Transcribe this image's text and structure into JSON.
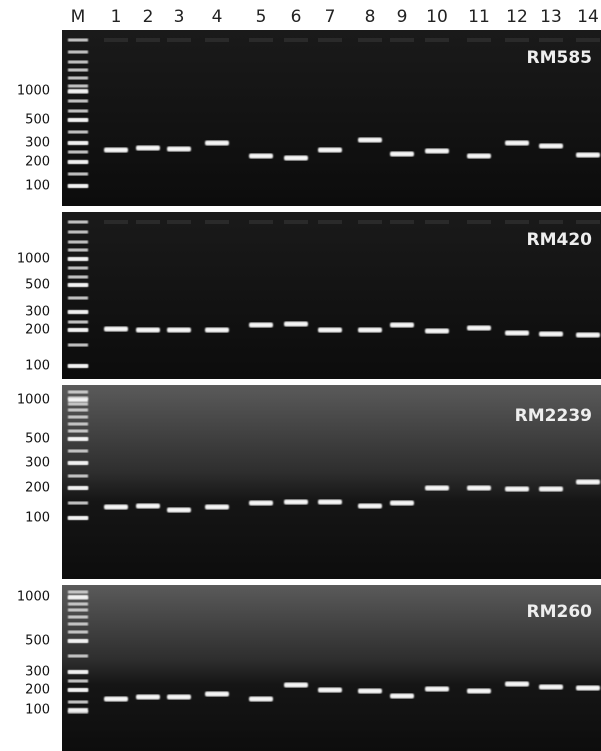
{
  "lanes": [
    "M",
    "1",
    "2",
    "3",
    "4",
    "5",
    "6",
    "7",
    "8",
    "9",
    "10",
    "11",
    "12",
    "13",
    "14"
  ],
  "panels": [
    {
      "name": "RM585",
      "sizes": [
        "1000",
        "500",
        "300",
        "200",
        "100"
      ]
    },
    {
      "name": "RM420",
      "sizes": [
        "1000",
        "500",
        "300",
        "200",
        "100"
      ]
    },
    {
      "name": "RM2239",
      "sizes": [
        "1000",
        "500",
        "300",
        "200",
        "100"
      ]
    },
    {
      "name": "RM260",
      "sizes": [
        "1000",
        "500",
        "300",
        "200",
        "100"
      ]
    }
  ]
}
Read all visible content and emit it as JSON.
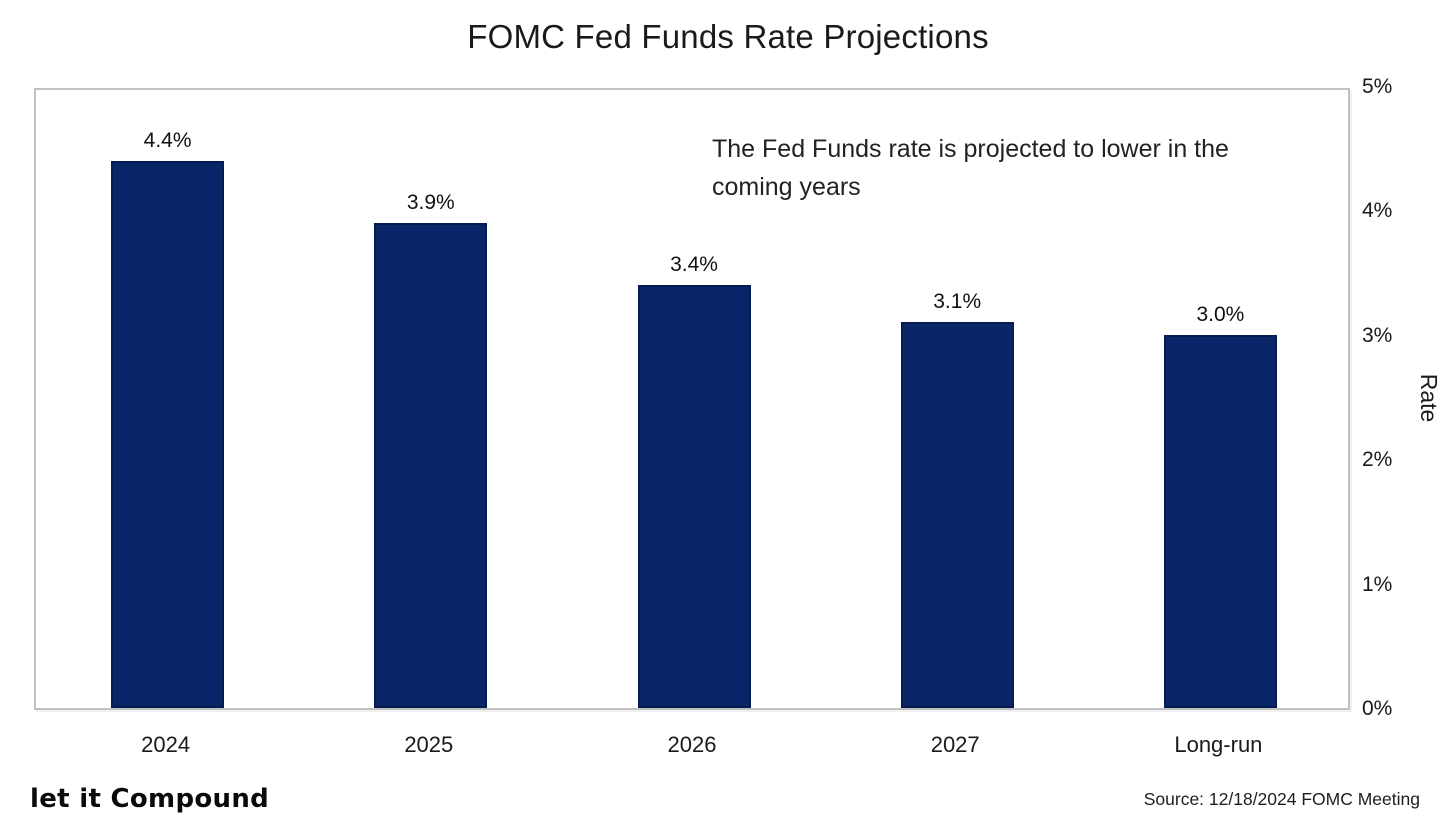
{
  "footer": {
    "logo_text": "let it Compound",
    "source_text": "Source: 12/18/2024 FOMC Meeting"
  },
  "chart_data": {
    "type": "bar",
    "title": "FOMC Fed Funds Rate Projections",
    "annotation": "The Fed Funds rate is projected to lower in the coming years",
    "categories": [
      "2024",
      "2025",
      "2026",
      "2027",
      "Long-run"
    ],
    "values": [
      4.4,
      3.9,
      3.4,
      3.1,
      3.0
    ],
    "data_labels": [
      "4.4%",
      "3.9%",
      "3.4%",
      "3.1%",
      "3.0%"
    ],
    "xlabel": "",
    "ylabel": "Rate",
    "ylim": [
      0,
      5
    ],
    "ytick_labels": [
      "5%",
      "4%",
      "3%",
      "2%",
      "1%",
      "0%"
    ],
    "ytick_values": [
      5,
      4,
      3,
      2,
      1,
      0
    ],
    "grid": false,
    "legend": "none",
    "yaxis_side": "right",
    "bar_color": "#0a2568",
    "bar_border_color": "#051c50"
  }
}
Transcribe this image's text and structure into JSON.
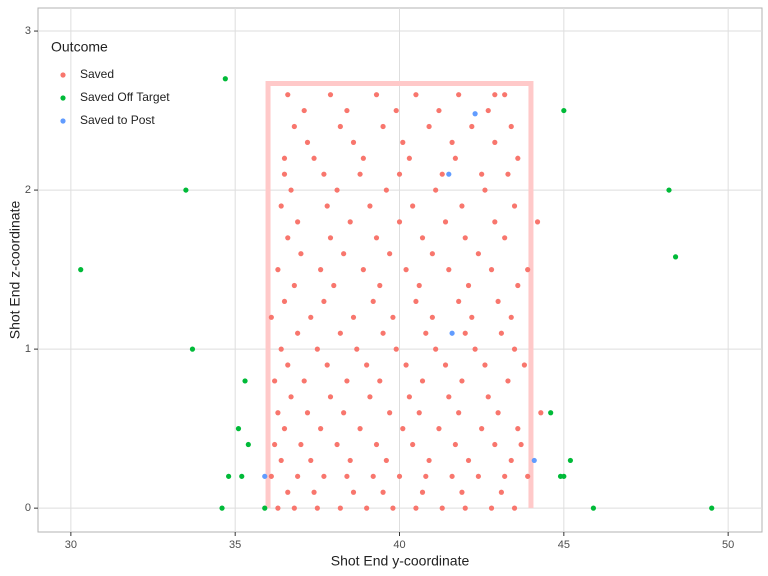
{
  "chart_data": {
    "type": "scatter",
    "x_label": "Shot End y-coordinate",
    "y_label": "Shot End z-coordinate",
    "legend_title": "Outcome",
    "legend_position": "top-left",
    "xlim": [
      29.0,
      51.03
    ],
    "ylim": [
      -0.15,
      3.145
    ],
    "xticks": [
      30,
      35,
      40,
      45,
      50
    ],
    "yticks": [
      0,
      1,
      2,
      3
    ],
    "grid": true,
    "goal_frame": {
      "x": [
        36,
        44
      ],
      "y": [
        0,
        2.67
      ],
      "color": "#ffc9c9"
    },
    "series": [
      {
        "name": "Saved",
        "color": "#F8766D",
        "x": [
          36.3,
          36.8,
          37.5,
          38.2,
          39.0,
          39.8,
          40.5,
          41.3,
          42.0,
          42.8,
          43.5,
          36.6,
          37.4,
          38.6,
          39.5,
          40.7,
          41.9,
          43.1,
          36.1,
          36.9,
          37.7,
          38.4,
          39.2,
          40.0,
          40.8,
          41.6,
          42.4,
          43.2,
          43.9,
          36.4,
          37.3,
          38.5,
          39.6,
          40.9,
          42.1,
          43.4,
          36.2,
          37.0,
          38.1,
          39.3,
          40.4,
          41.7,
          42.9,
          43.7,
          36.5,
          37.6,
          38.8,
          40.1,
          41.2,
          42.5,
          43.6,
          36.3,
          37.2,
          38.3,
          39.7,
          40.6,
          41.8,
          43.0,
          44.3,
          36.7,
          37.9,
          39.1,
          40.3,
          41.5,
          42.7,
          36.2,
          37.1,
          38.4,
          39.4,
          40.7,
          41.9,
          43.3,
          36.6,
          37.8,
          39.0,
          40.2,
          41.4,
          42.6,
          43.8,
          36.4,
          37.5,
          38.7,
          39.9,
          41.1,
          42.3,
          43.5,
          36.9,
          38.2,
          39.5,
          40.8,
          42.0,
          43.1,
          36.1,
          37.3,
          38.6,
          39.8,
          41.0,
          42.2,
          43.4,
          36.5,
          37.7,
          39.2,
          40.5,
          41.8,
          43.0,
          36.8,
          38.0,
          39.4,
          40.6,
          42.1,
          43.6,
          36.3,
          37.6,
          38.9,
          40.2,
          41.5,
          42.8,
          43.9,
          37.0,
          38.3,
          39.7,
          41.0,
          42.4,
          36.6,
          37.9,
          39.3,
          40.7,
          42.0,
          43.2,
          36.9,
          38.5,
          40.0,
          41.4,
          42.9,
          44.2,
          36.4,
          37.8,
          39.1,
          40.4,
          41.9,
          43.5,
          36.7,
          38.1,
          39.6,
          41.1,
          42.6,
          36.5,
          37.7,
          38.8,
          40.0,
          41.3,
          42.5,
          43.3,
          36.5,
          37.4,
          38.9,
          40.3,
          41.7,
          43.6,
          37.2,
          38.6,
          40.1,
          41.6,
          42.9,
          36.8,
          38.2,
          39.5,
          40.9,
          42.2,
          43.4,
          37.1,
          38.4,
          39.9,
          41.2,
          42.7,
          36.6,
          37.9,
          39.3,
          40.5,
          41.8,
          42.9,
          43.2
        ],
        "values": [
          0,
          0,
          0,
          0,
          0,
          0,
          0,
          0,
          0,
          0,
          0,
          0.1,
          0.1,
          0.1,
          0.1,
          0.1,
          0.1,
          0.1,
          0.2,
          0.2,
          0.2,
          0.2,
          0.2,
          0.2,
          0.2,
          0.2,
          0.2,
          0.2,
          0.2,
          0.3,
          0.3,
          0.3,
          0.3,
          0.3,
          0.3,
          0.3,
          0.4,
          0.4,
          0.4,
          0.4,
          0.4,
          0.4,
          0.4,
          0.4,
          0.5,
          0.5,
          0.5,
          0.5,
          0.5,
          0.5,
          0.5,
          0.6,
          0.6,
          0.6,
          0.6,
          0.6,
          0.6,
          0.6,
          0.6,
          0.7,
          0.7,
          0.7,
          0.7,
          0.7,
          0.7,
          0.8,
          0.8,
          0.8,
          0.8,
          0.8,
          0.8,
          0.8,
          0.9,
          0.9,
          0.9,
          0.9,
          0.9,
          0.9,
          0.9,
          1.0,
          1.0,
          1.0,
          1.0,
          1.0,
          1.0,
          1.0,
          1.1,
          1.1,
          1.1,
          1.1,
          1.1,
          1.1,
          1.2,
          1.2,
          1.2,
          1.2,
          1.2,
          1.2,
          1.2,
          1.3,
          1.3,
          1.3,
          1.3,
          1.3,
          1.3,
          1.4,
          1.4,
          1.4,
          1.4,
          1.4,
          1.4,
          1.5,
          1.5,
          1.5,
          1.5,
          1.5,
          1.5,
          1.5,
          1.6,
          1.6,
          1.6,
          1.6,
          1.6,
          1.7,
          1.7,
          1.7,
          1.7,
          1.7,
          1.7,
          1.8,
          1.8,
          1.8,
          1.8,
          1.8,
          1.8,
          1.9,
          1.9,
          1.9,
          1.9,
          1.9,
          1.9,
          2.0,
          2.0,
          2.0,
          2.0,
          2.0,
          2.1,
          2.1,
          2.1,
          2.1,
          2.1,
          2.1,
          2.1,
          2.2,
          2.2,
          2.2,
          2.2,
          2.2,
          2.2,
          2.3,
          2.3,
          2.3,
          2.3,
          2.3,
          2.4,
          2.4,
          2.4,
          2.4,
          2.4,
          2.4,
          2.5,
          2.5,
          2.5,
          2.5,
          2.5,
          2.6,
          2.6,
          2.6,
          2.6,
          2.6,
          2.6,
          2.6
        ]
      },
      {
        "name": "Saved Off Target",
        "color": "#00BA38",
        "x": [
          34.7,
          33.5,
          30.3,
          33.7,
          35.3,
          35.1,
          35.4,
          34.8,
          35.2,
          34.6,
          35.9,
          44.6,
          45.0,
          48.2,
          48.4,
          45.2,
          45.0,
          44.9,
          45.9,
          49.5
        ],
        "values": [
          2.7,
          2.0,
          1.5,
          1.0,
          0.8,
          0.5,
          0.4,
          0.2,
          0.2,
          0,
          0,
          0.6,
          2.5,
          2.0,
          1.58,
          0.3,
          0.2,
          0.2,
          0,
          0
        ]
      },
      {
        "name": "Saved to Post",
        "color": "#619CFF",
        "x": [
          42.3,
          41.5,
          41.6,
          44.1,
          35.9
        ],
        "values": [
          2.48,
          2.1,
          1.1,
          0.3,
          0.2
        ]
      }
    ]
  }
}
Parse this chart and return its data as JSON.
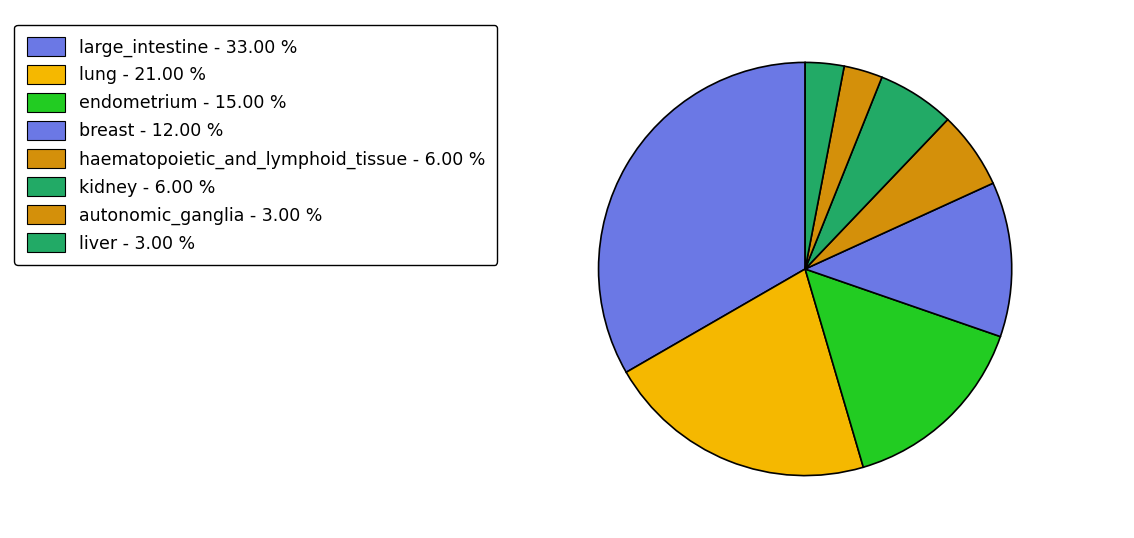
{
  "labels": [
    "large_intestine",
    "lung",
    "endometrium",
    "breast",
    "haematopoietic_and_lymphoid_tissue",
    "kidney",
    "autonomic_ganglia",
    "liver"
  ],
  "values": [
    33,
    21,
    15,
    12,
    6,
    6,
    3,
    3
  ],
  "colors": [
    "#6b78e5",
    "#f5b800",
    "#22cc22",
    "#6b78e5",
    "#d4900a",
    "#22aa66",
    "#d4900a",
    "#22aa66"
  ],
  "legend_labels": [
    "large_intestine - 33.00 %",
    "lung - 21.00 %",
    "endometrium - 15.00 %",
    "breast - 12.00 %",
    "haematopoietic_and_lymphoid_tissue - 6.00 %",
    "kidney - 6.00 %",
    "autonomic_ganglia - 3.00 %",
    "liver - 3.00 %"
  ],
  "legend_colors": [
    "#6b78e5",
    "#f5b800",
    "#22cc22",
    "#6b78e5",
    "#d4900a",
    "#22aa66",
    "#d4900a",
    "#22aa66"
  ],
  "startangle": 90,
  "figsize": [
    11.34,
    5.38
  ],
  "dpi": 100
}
□ □ □ □ □
Work required -> Copy out every line in the listing where the word "name" appears.

Solution to the exercise ->
      "name": "RM585",
      "name": "RM420",
      "name": "RM2239",
      "name": "RM260",
        "name": "Saved",
        "name": "Saved Off Target",
        "name": "Saved to Post",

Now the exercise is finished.